### Problem details:
Copy out the data below word for word, starting with the line that contains "extract all elements" and going on through the line that contains "t2-cell-4: Képes önmaga", including both of those lines and nothing else.

### Data shown:
(begin)

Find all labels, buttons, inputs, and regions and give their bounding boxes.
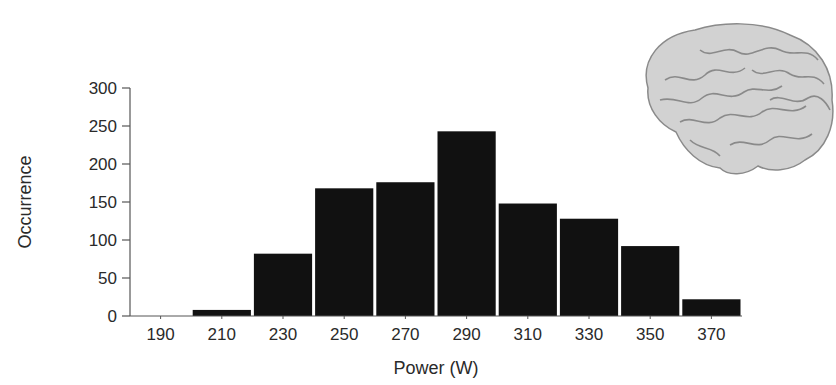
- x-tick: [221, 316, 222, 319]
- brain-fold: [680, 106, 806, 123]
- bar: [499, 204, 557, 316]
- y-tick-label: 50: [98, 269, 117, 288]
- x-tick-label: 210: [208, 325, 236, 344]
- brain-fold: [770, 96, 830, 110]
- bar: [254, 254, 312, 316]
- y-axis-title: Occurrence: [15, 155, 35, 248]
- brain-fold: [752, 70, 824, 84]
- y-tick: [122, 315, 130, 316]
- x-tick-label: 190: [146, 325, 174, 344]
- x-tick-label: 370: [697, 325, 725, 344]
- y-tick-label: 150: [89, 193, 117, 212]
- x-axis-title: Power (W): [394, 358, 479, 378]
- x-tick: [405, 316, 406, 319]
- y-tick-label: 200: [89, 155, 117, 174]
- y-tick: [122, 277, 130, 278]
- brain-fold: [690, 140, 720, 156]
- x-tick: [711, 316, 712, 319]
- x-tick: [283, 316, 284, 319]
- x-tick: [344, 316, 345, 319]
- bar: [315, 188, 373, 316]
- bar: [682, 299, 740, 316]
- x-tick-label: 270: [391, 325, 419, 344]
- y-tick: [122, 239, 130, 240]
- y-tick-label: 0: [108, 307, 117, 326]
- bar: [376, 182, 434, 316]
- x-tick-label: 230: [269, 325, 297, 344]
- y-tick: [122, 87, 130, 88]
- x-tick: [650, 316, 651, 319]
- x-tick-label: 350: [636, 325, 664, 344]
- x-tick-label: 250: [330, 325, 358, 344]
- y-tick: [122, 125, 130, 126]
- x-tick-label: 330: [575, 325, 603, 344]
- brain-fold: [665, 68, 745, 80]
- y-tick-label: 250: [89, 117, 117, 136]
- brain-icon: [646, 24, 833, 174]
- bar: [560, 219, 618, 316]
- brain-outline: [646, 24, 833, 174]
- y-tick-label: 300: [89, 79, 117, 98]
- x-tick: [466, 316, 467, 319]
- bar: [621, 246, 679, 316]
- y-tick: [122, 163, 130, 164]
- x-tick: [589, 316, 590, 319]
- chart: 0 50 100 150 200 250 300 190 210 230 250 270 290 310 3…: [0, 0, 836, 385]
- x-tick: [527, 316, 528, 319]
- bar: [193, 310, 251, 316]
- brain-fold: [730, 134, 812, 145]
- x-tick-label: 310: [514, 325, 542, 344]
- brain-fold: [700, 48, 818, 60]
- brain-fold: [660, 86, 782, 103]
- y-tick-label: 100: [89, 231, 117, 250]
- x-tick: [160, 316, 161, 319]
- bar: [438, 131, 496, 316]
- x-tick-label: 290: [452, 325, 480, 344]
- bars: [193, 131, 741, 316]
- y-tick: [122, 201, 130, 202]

(end)
(begin)

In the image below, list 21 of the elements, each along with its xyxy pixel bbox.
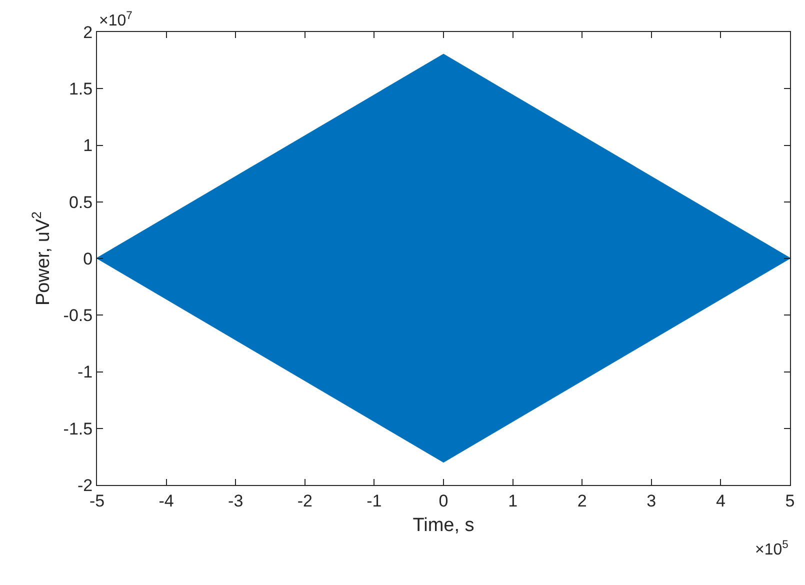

(end)
(begin)

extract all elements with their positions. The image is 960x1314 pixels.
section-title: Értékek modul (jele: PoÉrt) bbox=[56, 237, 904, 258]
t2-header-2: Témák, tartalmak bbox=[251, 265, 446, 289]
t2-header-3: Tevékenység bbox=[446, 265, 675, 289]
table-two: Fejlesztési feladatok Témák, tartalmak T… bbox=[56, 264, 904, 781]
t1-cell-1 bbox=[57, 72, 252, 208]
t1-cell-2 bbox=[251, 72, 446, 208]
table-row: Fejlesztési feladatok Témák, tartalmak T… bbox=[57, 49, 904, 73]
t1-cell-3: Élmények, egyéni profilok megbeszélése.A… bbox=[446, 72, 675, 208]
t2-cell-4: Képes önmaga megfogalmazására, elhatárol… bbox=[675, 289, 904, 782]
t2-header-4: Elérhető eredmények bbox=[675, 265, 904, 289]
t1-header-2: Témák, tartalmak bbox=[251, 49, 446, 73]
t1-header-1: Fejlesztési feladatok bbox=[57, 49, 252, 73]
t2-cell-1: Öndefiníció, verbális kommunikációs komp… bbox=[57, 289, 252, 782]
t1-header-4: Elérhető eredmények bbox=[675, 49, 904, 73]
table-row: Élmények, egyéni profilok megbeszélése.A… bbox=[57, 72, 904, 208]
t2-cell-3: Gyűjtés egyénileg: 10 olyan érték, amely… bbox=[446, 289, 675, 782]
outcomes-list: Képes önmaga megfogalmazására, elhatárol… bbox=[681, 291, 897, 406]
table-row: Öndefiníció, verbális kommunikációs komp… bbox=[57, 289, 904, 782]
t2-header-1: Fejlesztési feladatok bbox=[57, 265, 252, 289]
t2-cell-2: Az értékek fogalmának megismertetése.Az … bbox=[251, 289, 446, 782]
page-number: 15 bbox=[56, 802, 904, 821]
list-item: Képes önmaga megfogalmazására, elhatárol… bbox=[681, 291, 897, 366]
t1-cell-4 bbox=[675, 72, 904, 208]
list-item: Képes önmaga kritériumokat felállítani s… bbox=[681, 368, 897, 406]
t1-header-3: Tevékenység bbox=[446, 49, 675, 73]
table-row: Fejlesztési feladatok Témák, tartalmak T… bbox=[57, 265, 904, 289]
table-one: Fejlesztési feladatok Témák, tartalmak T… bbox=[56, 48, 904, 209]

(end)

### Exercise result:
extract all elements with their positions. The image is 960x1314 pixels.
section-title: Értékek modul (jele: PoÉrt) bbox=[56, 237, 904, 258]
t2-header-2: Témák, tartalmak bbox=[251, 265, 446, 289]
t2-header-3: Tevékenység bbox=[446, 265, 675, 289]
table-two: Fejlesztési feladatok Témák, tartalmak T… bbox=[56, 264, 904, 781]
t1-cell-1 bbox=[57, 72, 252, 208]
t1-cell-2 bbox=[251, 72, 446, 208]
table-row: Fejlesztési feladatok Témák, tartalmak T… bbox=[57, 49, 904, 73]
t1-cell-3: Élmények, egyéni profilok megbeszélése.A… bbox=[446, 72, 675, 208]
t2-cell-4: Képes önmaga megfogalmazására, elhatárol… bbox=[675, 289, 904, 782]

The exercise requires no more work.